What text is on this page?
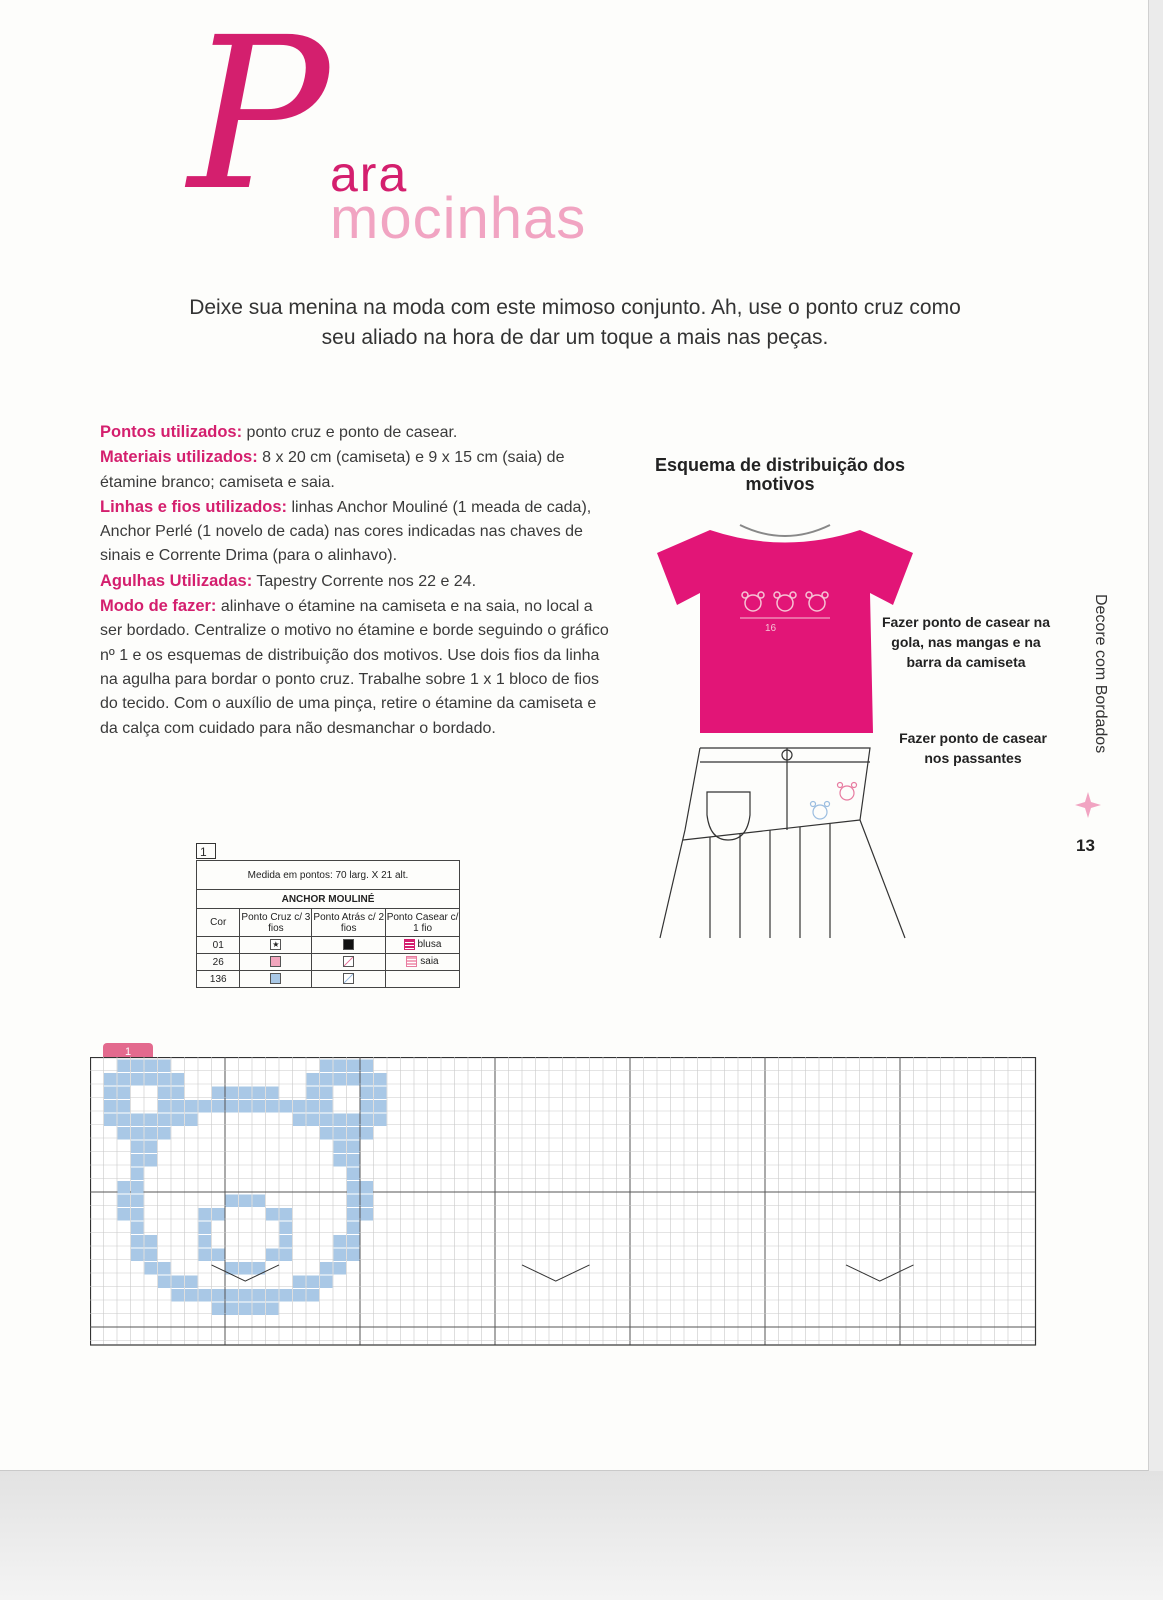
P ara
mocinhas
Deixe sua menina na moda com este mimoso conjunto. Ah, use o ponto cruz como seu aliado na hora de dar um toque a mais nas peças.
Pontos utilizados: ponto cruz e ponto de casear.
Materiais utilizados: 8 x 20 cm (camiseta) e 9 x 15 cm (saia) de étamine branco; camiseta e saia.
Linhas e fios utilizados: linhas Anchor Mouliné (1 meada de cada), Anchor Perlé (1 novelo de cada) nas cores indicadas nas chaves de sinais e Corrente Drima (para o alinhavo).
Agulhas Utilizadas: Tapestry Corrente nos 22 e 24.
Modo de fazer: alinhave o étamine na camiseta e na saia, no local a ser bordado. Centralize o motivo no étamine e borde seguindo o gráfico nº 1 e os esquemas de distribuição dos motivos. Use dois fios da linha na agulha para bordar o ponto cruz. Trabalhe sobre 1 x 1 bloco de fios do tecido. Com o auxílio de uma pinça, retire o étamine da camiseta e da calça com cuidado para não desmanchar o bordado.
Esquema de distribuição dos motivos
16	Fazer ponto de casear na gola, nas mangas e na barra da camiseta
Fazer ponto de casear nos passantes
Decore com Bordados
13
1
Medida em pontos: 70 larg. X 21 alt.			
ANCHOR MOULINÉ			
Cor	Ponto Cruz c/ 3 fios	Ponto Atrás c/ 2 fios	Ponto Casear c/ 1 fio
01	★		blusa
26			saia
136			
1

•••••

WRITTEN EXERCISE:
Write every entry out again exactly, dropping the pictures.

WRITTEN ANSWER:
What text is on this page?
P ara
mocinhas
Deixe sua menina na moda com este mimoso conjunto. Ah, use o ponto cruz como seu aliado na hora de dar um toque a mais nas peças.
Pontos utilizados: ponto cruz e ponto de casear.
Materiais utilizados: 8 x 20 cm (camiseta) e 9 x 15 cm (saia) de étamine branco; camiseta e saia.
Linhas e fios utilizados: linhas Anchor Mouliné (1 meada de cada), Anchor Perlé (1 novelo de cada) nas cores indicadas nas chaves de sinais e Corrente Drima (para o alinhavo).
Agulhas Utilizadas: Tapestry Corrente nos 22 e 24.
Modo de fazer: alinhave o étamine na camiseta e na saia, no local a ser bordado. Centralize o motivo no étamine e borde seguindo o gráfico nº 1 e os esquemas de distribuição dos motivos. Use dois fios da linha na agulha para bordar o ponto cruz. Trabalhe sobre 1 x 1 bloco de fios do tecido. Com o auxílio de uma pinça, retire o étamine da camiseta e da calça com cuidado para não desmanchar o bordado.
Esquema de distribuição dos motivos
16	Fazer ponto de casear na gola, nas mangas e na barra da camiseta
Fazer ponto de casear nos passantes
Decore com Bordados
13
1
Medida em pontos: 70 larg. X 21 alt.			
ANCHOR MOULINÉ			
Cor	Ponto Cruz c/ 3 fios	Ponto Atrás c/ 2 fios	Ponto Casear c/ 1 fio
01	★		blusa
26			saia
136			
1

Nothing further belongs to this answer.